** RECORDS SHOWN **
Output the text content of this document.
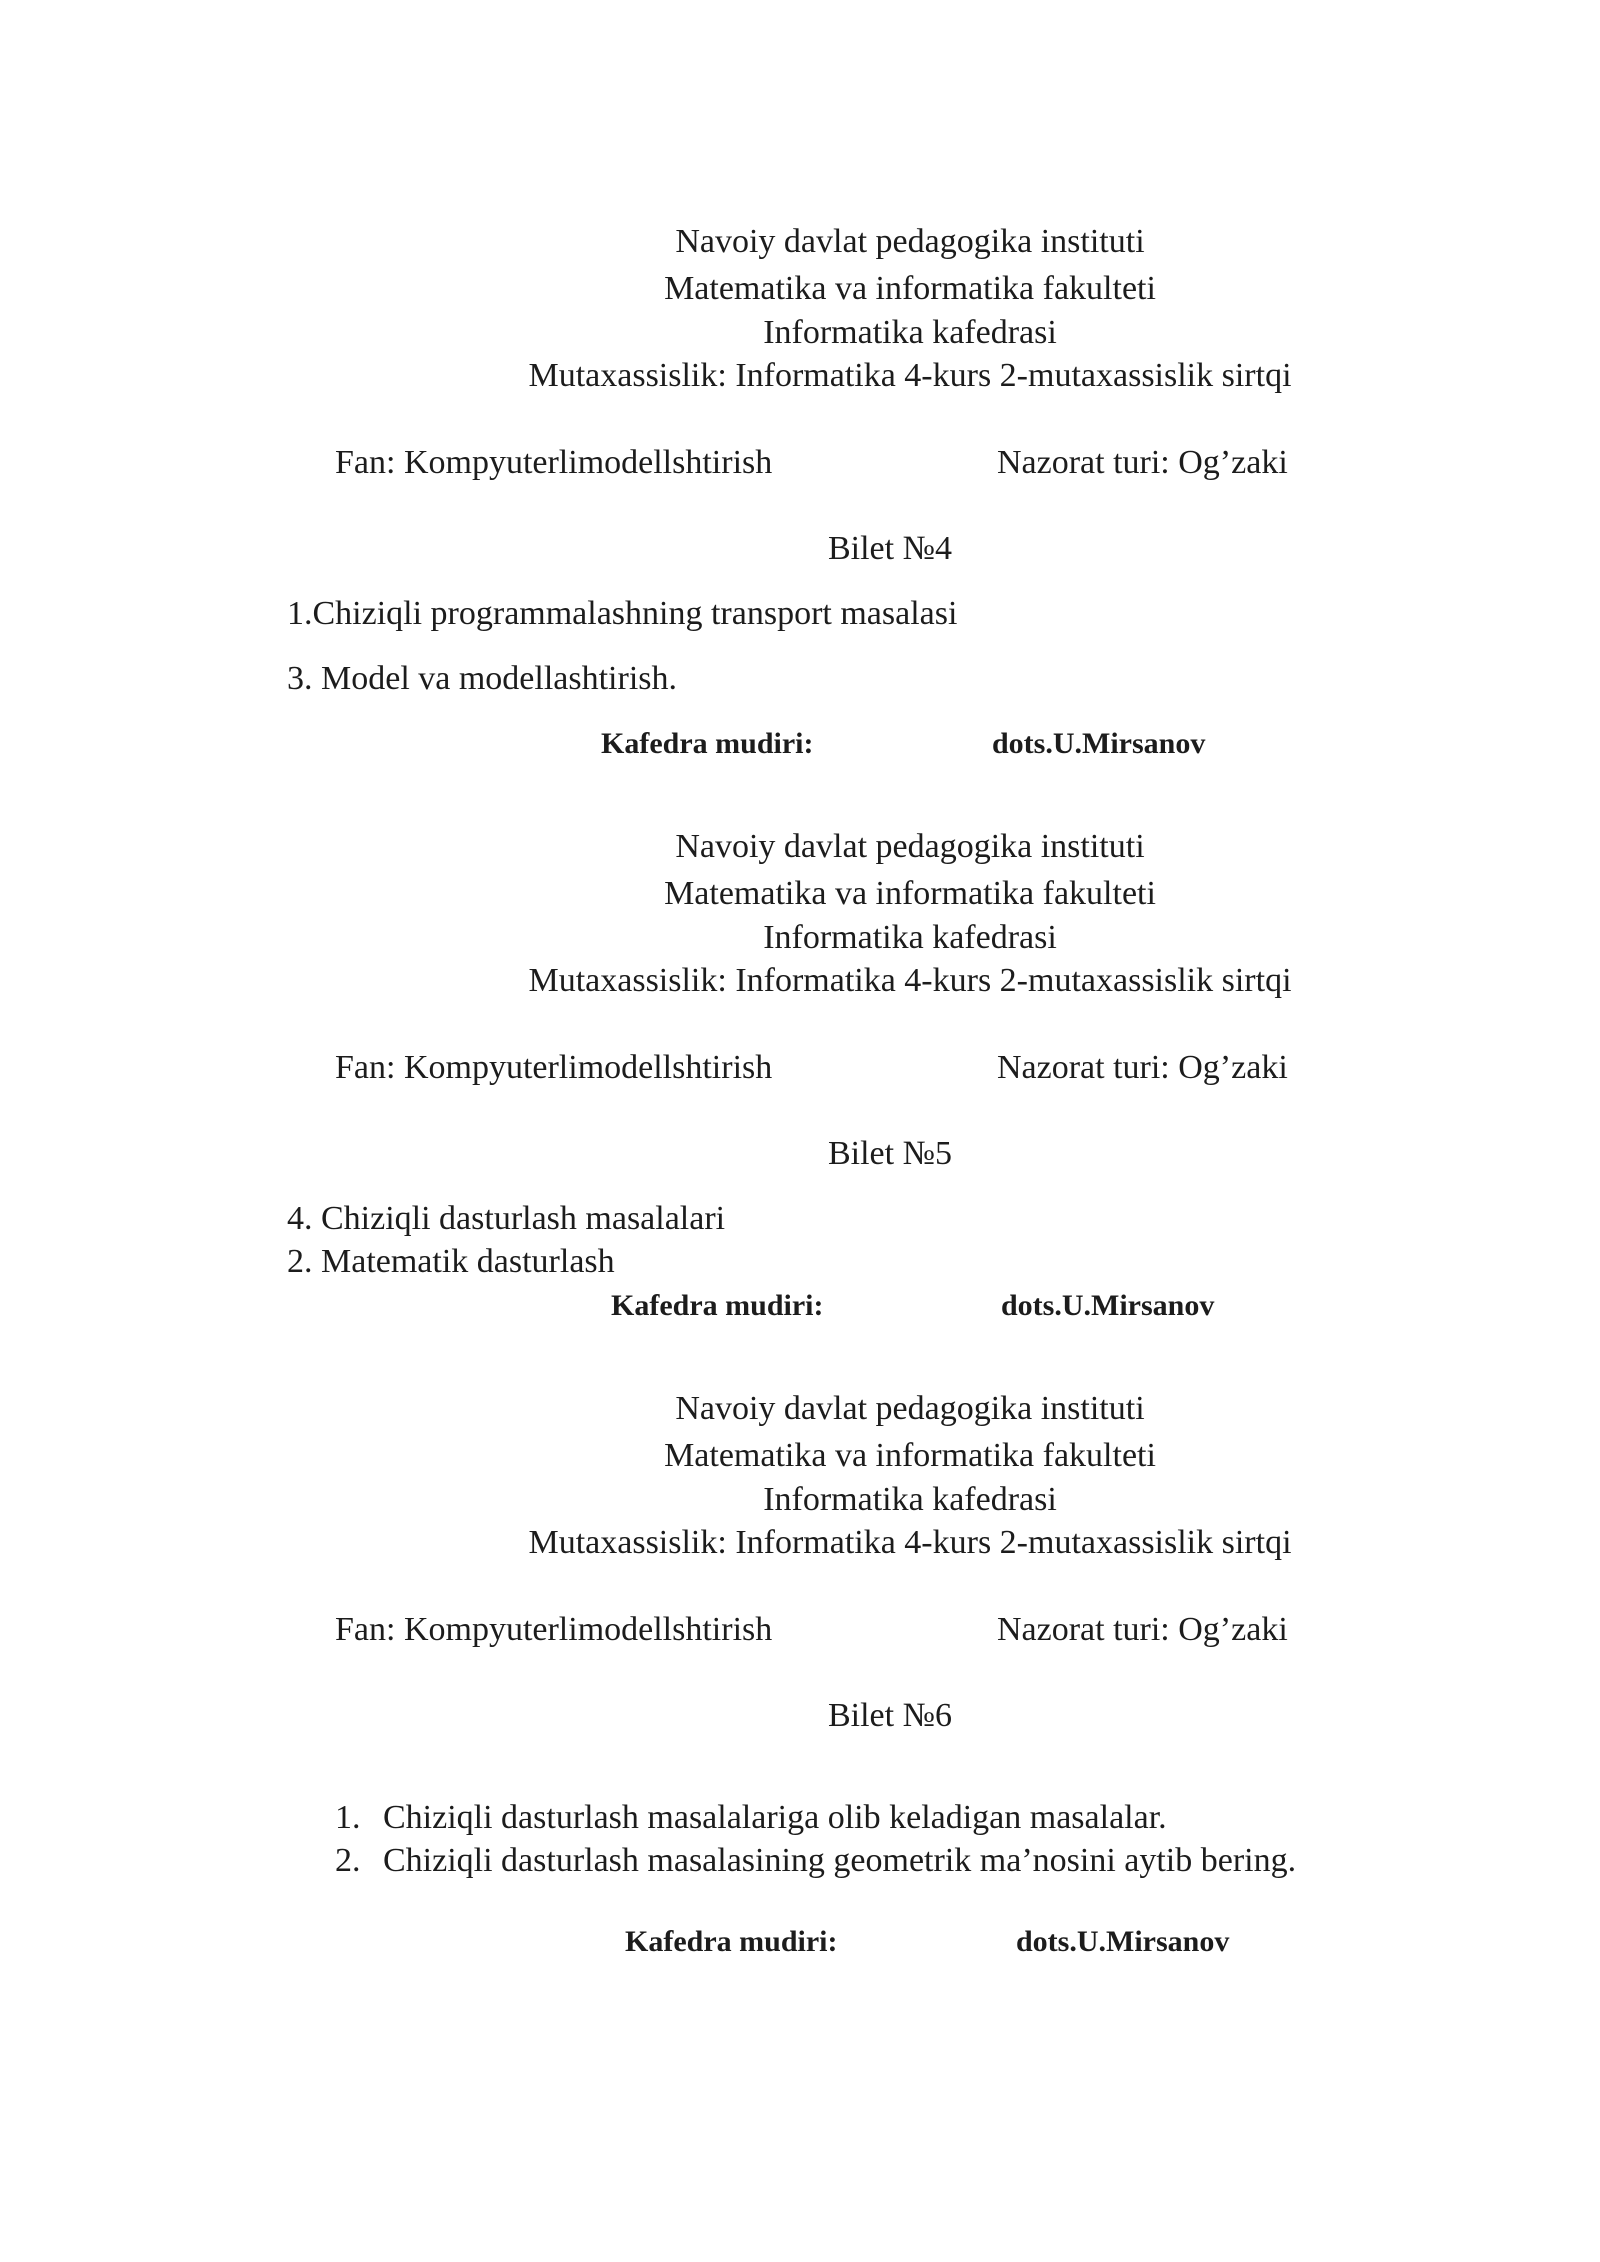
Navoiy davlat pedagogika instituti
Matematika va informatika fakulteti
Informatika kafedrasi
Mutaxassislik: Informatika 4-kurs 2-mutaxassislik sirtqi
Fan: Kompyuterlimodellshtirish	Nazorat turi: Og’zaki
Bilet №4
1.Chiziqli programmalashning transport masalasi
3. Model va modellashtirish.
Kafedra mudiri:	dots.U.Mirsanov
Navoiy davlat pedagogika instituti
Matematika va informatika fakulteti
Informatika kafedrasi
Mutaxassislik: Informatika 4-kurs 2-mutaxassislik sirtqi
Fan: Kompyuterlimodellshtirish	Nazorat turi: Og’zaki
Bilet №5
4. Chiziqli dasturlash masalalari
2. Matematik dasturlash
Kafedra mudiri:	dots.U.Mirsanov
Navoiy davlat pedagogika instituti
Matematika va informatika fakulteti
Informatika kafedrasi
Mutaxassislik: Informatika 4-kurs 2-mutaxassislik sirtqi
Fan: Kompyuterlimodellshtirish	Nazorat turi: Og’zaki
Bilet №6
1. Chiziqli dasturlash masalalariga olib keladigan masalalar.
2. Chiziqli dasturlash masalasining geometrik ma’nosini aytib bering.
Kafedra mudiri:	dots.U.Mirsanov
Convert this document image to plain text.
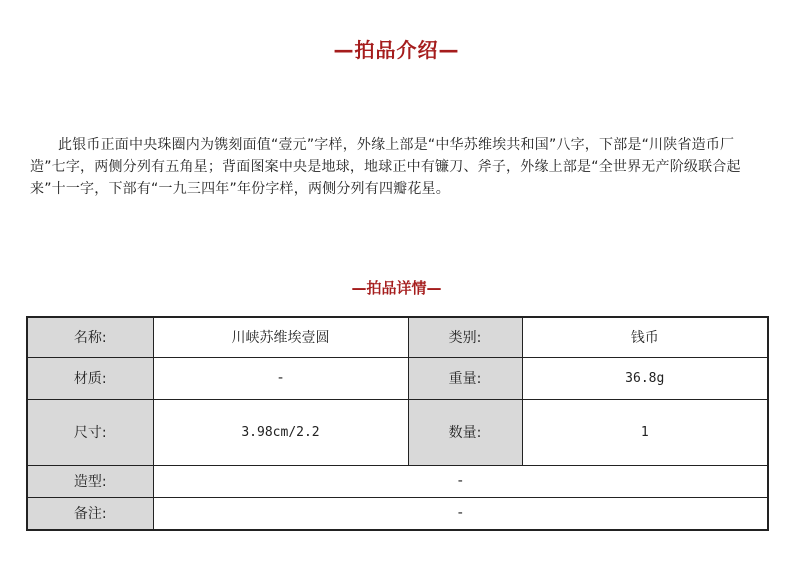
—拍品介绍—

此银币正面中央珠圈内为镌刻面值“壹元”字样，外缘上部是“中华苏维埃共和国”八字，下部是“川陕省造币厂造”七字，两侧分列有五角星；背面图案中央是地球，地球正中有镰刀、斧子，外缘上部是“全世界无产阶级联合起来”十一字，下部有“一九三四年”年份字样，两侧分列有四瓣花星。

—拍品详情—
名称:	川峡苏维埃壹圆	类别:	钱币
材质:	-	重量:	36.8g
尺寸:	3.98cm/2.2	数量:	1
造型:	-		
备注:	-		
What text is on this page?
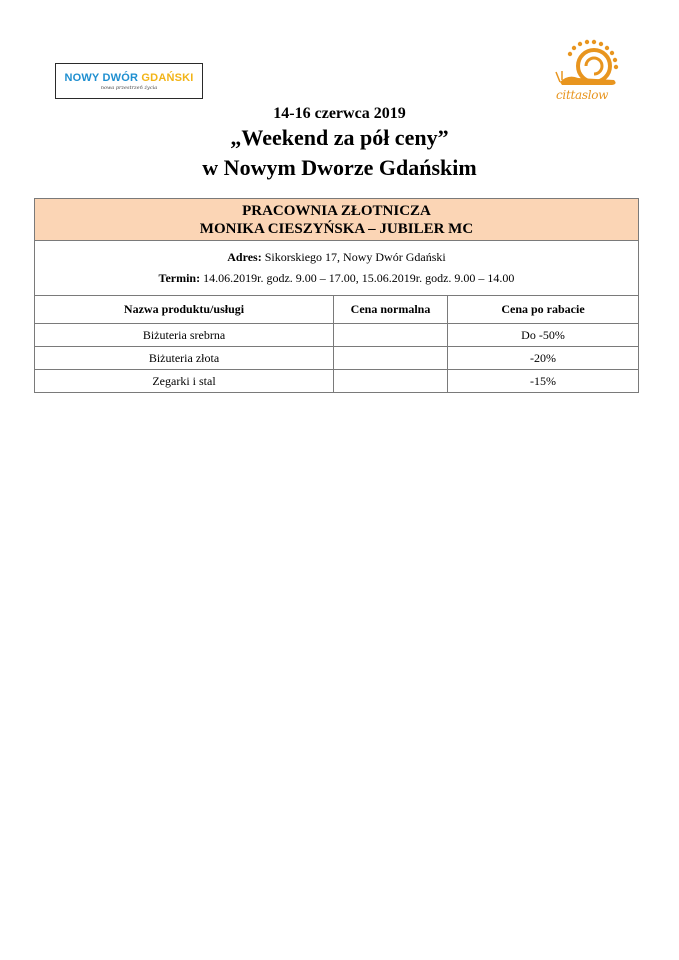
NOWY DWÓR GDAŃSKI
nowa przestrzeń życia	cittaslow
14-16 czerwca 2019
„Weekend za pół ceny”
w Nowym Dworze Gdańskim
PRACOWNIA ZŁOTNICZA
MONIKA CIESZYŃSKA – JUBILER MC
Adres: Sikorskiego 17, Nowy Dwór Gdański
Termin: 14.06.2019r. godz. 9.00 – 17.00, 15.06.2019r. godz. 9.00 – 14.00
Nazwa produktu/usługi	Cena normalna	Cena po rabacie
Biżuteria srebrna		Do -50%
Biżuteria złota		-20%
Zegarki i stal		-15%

** INSTRUCTION **
All lines from the line containing "Convert this document image to plain text." through the end of the listing above are to be given again exactly; pictures are not part of the copy.

** THE REPLY **
Convert this document image to plain text.
—拍品介绍—

此银币正面中央珠圈内为镌刻面值“壹元”字样，外缘上部是“中华苏维埃共和国”八字，下部是“川陕省造币厂造”七字，两侧分列有五角星；背面图案中央是地球，地球正中有镰刀、斧子，外缘上部是“全世界无产阶级联合起来”十一字，下部有“一九三四年”年份字样，两侧分列有四瓣花星。

—拍品详情—
名称:	川峡苏维埃壹圆	类别:	钱币
材质:	-	重量:	36.8g
尺寸:	3.98cm/2.2	数量:	1
造型:	-		
备注:	-		
What text is on this page?
NOWY DWÓR GDAŃSKI
nowa przestrzeń życia	cittaslow
14-16 czerwca 2019
„Weekend za pół ceny”
w Nowym Dworze Gdańskim
PRACOWNIA ZŁOTNICZA
MONIKA CIESZYŃSKA – JUBILER MC
Adres: Sikorskiego 17, Nowy Dwór Gdański
Termin: 14.06.2019r. godz. 9.00 – 17.00, 15.06.2019r. godz. 9.00 – 14.00
Nazwa produktu/usługi	Cena normalna	Cena po rabacie
Biżuteria srebrna		Do -50%
Biżuteria złota		-20%
Zegarki i stal		-15%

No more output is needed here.